[EXERCISE GOAL] Reproduce each line bearing the word "sound".

**** GIVEN RECORDS ****

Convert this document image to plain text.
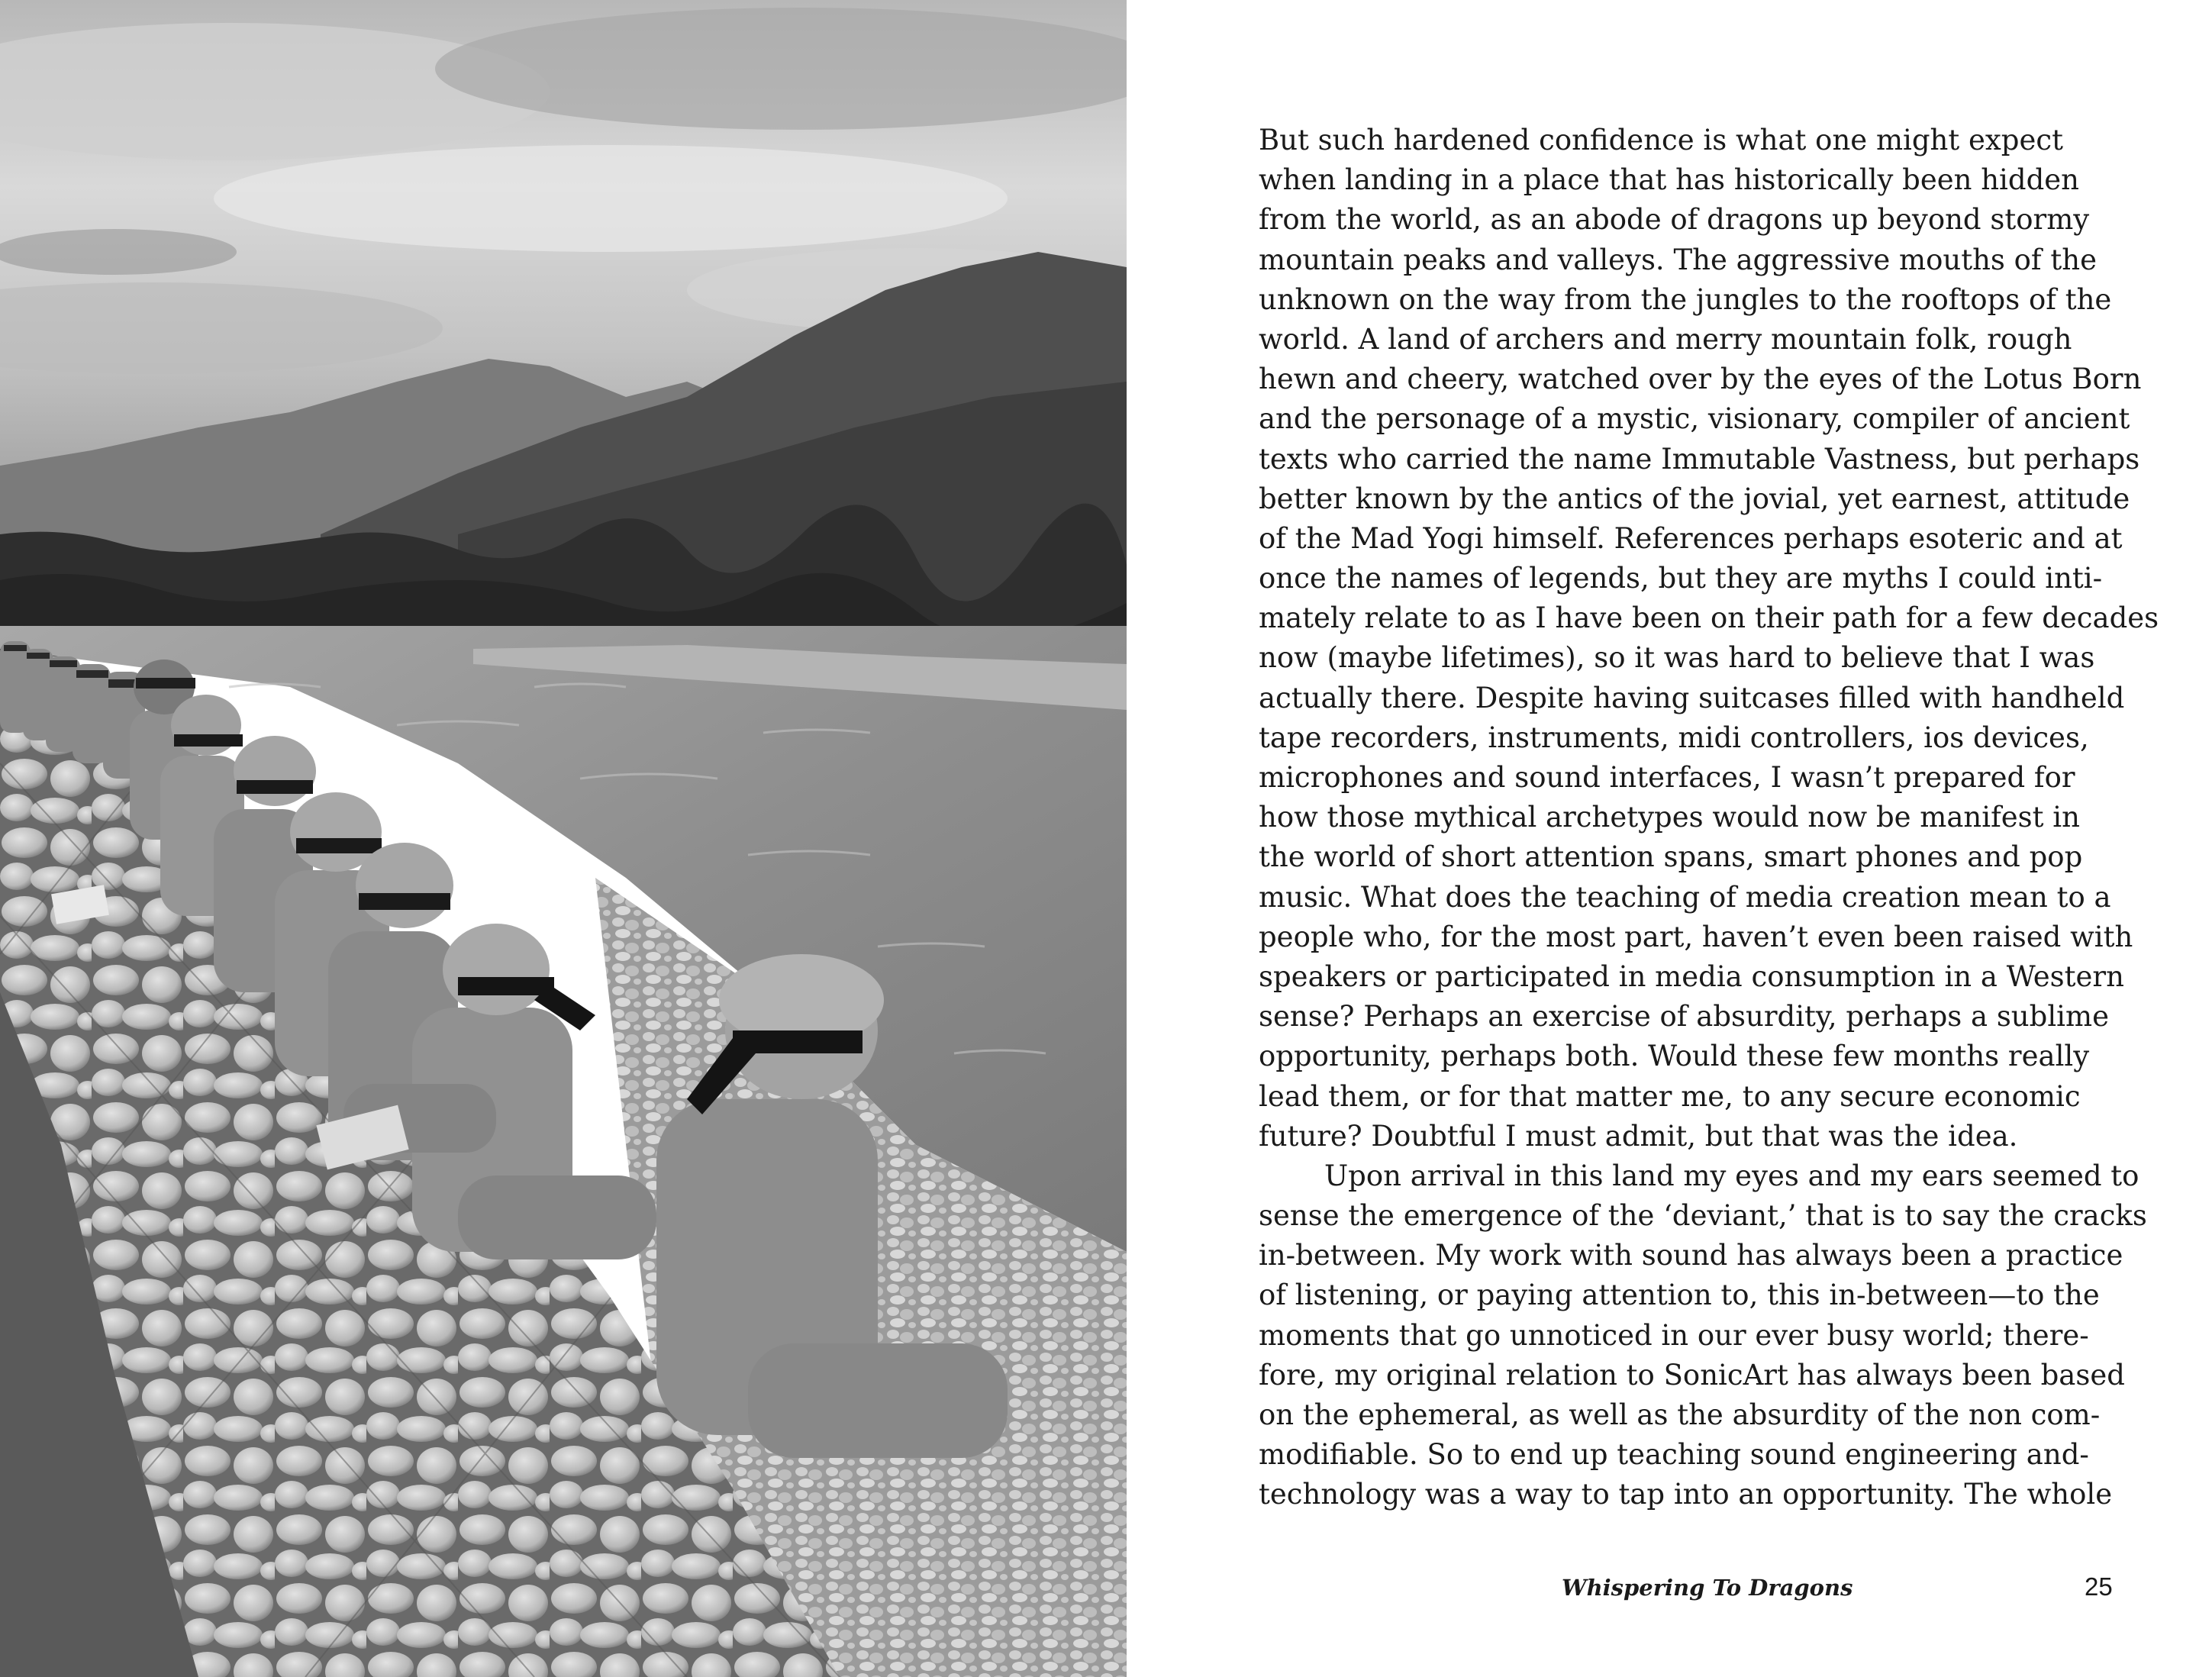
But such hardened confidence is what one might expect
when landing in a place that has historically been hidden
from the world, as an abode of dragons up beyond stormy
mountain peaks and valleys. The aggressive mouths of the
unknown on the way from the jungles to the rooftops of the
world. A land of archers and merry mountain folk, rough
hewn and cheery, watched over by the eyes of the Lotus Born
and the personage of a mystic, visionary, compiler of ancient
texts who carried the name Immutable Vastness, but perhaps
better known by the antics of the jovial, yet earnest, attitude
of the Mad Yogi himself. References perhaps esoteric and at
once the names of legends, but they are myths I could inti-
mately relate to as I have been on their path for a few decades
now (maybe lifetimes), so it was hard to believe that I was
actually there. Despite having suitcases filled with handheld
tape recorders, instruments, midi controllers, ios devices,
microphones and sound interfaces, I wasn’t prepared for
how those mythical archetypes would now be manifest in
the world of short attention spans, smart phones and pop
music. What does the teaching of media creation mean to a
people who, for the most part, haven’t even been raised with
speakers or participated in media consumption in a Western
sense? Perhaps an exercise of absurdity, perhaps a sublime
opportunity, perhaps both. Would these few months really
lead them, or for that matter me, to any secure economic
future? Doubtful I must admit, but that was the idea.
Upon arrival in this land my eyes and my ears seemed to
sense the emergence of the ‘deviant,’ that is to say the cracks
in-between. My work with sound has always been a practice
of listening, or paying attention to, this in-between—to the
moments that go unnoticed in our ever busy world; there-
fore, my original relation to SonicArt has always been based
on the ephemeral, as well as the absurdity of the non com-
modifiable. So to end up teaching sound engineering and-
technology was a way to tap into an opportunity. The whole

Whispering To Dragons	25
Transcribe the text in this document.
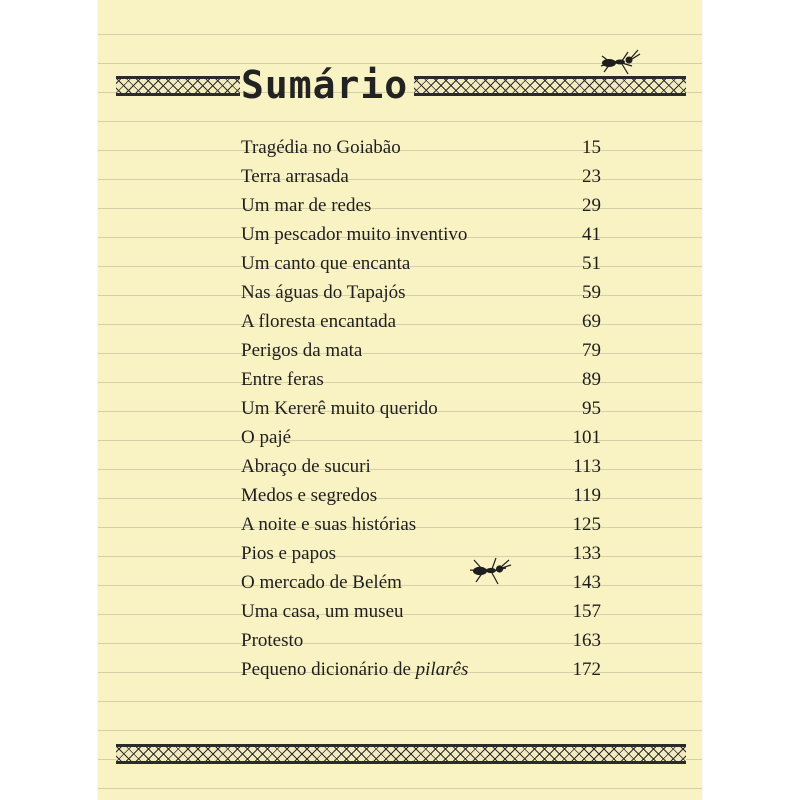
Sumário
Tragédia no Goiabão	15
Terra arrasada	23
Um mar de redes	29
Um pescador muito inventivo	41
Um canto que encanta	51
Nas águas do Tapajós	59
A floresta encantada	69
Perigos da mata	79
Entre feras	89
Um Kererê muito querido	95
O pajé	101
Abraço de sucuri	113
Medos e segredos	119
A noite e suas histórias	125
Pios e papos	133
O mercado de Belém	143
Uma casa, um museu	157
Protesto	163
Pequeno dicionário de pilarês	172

****

[RESULT OF THE TASK]
microphones and sound interfaces, I wasn’t prepared for
in-between. My work with sound has always been a practice
modifiable. So to end up teaching sound engineering and-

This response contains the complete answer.